+++ Selected extract

The first thing you need to know about Yaro Starak is he’s a serial entrepreneur.
In the early days of the internet, he launched a company that offered editing services for college essays. He also ran another online company selling card games. In the midst of running and refining his online businesses, a friend suggested he start a blog.
Yaro shared his thoughts at the idea. “I was like ‘What’s a blog?’ I didn’t really understand the difference between that and a website. I went online and found some blogs, but they still didn’t look any different from a website to me. So I ended up installing a blog on my essay editing company site. It was kind of like a company blog to start with, and I attempted to write about the subject that would interest that target audience… international students writing papers… which turned out to be the most boring subject to write about ever.”
But Yaro did discover he enjoyed one aspect of that blog. He enjoyed telling the story of his company. Those “company story” posts kept him going. And eventually, he decided to shift his focus. He shut down his editing company, and launched a blog, which would eventually grow into Entrepreneur’s Journey, his main blog today… and a seven-figure venture.
Naturally, I was thrilled at the chance to interview Yaro. He’s one of the top bloggers in the world. And his insights don’t disappoint.
Picking a topic for your blog is an important step in any writer’s journey from beginner to successful blogger, so it was only natural to ask Yaro how he settled on his topic… blogging about entrepreneurism.
He said, “I already had seven years of experience working with the editing company. I had the online card game store prior to that, so there was a lot of fodder for blog content.”
What Yaro really loved was the journal style writing of blogging. He described, “It’s kind of like diarizing your thoughts, your ideas, and your life. Plus I’d seen some people make some money from it, too. So I was aware of the potential. But that wasn’t my plan. I certainly didn’t see it becoming what it eventually became… my entire business. Now it’s almost 15 years later. So it’s a career.”

++++++
+++ Supplied material

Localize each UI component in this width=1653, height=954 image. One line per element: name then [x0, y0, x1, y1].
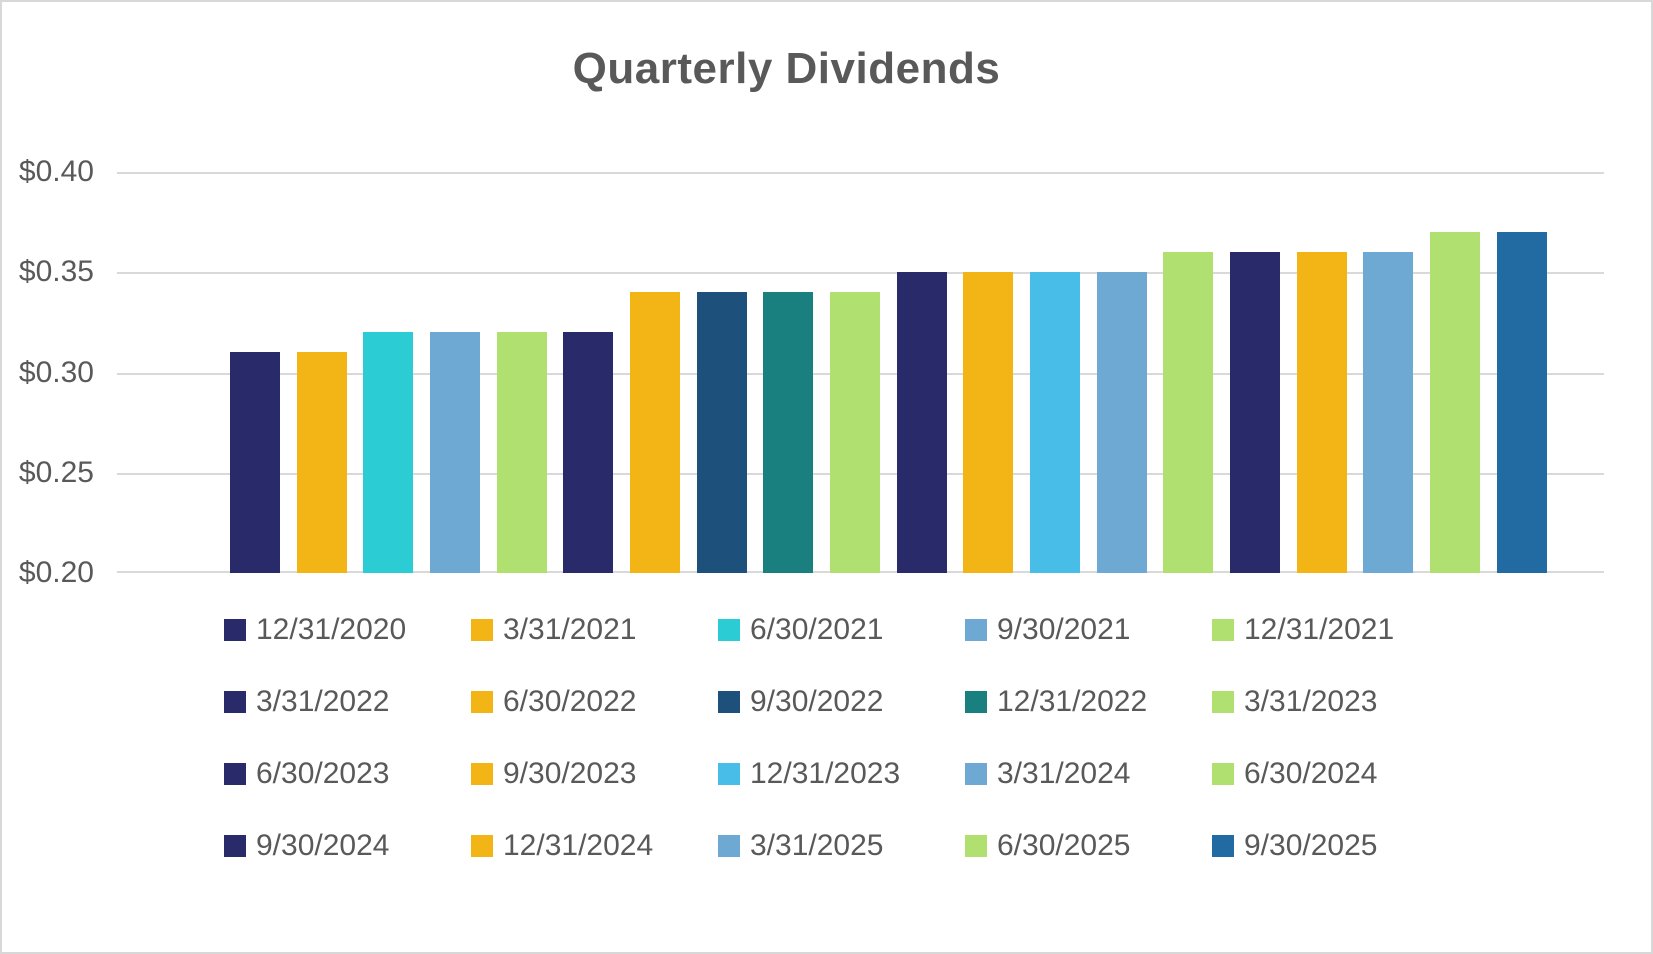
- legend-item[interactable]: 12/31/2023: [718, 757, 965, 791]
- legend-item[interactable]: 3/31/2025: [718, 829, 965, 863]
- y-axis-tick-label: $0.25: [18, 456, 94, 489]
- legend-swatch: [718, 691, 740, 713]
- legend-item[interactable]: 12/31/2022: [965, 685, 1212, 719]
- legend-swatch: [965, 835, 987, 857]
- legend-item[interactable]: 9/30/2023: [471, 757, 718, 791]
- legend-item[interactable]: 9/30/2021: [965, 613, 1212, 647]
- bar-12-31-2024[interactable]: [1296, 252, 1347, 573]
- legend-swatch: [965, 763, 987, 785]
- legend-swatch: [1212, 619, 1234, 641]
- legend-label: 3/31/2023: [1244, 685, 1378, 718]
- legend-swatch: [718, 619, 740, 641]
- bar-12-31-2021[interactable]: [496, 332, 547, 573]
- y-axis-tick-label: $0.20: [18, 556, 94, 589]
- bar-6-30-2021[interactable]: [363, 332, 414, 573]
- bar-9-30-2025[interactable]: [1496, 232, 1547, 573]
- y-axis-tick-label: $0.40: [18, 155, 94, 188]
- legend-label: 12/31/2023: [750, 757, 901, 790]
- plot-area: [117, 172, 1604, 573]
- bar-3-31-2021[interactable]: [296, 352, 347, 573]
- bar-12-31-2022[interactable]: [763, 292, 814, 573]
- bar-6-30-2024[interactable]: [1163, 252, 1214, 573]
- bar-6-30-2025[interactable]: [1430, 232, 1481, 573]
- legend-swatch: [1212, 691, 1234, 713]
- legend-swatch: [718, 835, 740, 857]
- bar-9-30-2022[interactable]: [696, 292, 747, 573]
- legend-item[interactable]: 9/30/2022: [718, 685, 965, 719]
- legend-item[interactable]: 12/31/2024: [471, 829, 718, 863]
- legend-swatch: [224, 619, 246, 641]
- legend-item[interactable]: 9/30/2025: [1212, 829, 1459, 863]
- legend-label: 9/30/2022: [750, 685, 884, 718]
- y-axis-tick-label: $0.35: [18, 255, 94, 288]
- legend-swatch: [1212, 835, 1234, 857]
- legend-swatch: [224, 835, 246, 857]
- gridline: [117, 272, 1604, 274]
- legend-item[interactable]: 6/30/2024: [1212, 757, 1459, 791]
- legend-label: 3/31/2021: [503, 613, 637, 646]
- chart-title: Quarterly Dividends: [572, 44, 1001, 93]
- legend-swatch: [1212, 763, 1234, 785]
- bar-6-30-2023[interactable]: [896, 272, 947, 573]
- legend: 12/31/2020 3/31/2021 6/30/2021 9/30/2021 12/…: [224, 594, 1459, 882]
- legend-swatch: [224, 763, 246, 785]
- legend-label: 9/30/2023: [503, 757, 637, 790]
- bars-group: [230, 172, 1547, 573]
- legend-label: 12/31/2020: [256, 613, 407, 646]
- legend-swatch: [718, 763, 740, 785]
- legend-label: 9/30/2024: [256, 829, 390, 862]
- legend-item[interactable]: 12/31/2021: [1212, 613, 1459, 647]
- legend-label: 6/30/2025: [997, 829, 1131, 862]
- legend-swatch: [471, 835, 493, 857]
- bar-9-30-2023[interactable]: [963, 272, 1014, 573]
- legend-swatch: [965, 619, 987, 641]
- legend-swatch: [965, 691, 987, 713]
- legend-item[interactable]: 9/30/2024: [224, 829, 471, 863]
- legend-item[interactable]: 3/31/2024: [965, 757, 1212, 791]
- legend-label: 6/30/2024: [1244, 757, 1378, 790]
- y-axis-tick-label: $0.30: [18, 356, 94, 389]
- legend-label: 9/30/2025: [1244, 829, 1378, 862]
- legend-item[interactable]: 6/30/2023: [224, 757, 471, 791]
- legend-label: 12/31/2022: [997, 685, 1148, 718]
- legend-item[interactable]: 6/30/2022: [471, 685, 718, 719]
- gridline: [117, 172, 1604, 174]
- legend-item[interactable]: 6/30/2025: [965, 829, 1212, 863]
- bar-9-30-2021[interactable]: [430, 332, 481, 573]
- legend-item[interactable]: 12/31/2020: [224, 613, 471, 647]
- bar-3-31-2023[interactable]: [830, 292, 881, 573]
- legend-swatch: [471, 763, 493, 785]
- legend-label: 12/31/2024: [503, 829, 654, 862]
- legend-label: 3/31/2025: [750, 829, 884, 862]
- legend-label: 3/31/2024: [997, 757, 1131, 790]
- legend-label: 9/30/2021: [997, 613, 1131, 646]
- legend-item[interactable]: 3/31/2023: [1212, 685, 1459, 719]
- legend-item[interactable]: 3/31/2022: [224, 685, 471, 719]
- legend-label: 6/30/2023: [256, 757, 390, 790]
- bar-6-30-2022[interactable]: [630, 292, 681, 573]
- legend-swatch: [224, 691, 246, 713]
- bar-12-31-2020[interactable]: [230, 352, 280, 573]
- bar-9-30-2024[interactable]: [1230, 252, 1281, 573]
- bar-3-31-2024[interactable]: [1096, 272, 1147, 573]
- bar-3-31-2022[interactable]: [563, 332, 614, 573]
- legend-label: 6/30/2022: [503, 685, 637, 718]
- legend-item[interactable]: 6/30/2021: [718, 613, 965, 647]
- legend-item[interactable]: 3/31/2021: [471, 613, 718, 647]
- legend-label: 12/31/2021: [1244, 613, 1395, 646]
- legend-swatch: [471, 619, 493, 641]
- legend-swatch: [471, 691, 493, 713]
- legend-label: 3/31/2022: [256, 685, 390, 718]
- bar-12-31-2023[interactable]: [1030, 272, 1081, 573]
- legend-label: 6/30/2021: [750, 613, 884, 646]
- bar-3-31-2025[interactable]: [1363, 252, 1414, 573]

++++++
+++ Supplied material

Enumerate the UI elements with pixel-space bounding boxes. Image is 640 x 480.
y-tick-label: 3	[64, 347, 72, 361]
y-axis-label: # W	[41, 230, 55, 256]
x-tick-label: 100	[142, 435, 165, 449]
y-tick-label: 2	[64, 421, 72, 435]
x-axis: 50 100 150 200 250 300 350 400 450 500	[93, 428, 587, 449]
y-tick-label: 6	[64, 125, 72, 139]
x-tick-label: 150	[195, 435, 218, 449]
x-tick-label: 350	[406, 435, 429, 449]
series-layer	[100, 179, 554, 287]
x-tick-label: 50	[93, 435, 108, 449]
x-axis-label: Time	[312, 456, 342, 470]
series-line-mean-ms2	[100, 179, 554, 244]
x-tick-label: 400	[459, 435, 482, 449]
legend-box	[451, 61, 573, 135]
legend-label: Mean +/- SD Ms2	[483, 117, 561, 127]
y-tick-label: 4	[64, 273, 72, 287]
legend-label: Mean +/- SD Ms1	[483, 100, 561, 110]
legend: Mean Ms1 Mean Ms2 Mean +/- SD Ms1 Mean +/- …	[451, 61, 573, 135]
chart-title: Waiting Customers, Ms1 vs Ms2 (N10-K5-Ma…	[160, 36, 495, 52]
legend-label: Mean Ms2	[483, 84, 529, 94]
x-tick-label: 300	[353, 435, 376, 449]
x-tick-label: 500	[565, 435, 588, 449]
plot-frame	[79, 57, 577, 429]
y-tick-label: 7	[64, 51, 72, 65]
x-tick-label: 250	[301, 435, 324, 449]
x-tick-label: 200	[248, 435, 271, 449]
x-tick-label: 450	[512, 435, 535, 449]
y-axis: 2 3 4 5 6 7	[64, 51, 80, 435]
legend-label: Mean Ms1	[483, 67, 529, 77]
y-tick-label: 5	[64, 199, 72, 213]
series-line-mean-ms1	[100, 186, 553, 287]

++++++

- Written tasks:
a. Copy word for word the passage of the Yaro Starak article from "Naturally, I was" to "blogging about entrepreneurism.".
b. In the Yaro Starak article, what services did the company Yaro launched in the early days of the internet offer?
c. Please extend the Yaro Starak article, picking up after its final sentence.
The rows are separate material, not part of the Yaro Starak article.

- Final results:
a.
Naturally, I was thrilled at the chance to interview Yaro. He’s one of the top bloggers in the world. And his insights don’t disappoint.
Picking a topic for your blog is an important step in any writer’s journey from beginner to successful blogger, so it was only natural to ask Yaro how he settled on his topic… blogging about entrepreneurism.

b. Editing services for college essays.

c.
Yaro doesn’t advise you to start out that way, though. He said, “I would tell people to do audience research. Back then, for me it started as a hobby and I didn’t necessarily have an eye on starting a business. I didn’t even think of myself as a person who liked to write up until that point. Starting out essentially telling stories about my business was a fun experiment, and I guess you could say the only research I’d done was living seven years being an entrepreneur, having the understanding of what I was trying to achieve over those years. The hard parts… the easy parts… the fun things… the goals… aspirations…”
Yaro’s audience began to grow, and with it his understanding of who he was writing to. He recalled, “Blogging was the only place we could leave comments back then. People would write these long, article-length replies as comments to a blog post, so it was a great place to get that kind of audience feedback… I would get ideas for other blog posts from the comments. The equivalent today of doing the same kind of research… you’d probably do it in a Facebook group or even in the replies to an Instagram picture or whatever platform where your audience is hanging out.”
Since his blog essentially started out as a hobby, I wondered if Yaro had faced any unique challenges or struggles early in his blogging business.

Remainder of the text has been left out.